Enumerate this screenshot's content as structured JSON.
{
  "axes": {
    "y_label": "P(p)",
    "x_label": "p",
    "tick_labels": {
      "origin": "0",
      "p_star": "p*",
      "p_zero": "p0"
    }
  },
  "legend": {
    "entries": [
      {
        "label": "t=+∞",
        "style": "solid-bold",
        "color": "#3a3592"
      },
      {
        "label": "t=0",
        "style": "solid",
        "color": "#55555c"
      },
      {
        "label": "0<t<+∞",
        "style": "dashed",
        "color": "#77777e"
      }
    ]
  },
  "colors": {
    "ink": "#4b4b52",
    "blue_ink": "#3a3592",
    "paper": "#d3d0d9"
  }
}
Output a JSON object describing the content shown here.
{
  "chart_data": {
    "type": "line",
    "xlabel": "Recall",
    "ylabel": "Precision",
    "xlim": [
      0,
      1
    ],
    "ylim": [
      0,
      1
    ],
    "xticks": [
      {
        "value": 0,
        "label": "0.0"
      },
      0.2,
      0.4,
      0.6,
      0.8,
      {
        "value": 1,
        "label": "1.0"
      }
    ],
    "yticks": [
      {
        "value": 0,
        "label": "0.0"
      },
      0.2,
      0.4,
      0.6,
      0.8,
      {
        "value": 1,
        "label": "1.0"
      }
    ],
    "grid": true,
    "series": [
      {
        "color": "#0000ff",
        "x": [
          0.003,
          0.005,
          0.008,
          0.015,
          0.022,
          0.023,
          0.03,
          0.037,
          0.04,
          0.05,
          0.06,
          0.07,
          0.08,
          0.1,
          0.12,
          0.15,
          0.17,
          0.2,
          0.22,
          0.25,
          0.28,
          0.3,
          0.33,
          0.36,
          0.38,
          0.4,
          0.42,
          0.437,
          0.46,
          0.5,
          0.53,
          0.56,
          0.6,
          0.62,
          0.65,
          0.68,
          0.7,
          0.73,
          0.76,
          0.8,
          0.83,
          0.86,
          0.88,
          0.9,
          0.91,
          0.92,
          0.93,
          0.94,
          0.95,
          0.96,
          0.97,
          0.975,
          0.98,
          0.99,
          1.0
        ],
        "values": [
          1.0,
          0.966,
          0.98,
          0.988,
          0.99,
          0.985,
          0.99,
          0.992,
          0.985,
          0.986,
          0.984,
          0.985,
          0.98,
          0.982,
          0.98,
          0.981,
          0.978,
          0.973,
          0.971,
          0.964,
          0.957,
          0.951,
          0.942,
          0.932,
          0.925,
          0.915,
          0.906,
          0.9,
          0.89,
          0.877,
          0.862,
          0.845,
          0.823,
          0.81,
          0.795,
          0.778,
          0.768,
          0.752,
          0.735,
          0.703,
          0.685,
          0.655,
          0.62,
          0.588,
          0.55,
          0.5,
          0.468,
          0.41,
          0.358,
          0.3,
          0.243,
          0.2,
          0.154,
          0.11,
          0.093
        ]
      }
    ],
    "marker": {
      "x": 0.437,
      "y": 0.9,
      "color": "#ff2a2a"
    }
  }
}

########

*Exercise task*
Pick out each line that holds the string "content".

*Exercise response*
Enumerate this screenshot's content as structured JSON.
Output a JSON object describing the content shown here.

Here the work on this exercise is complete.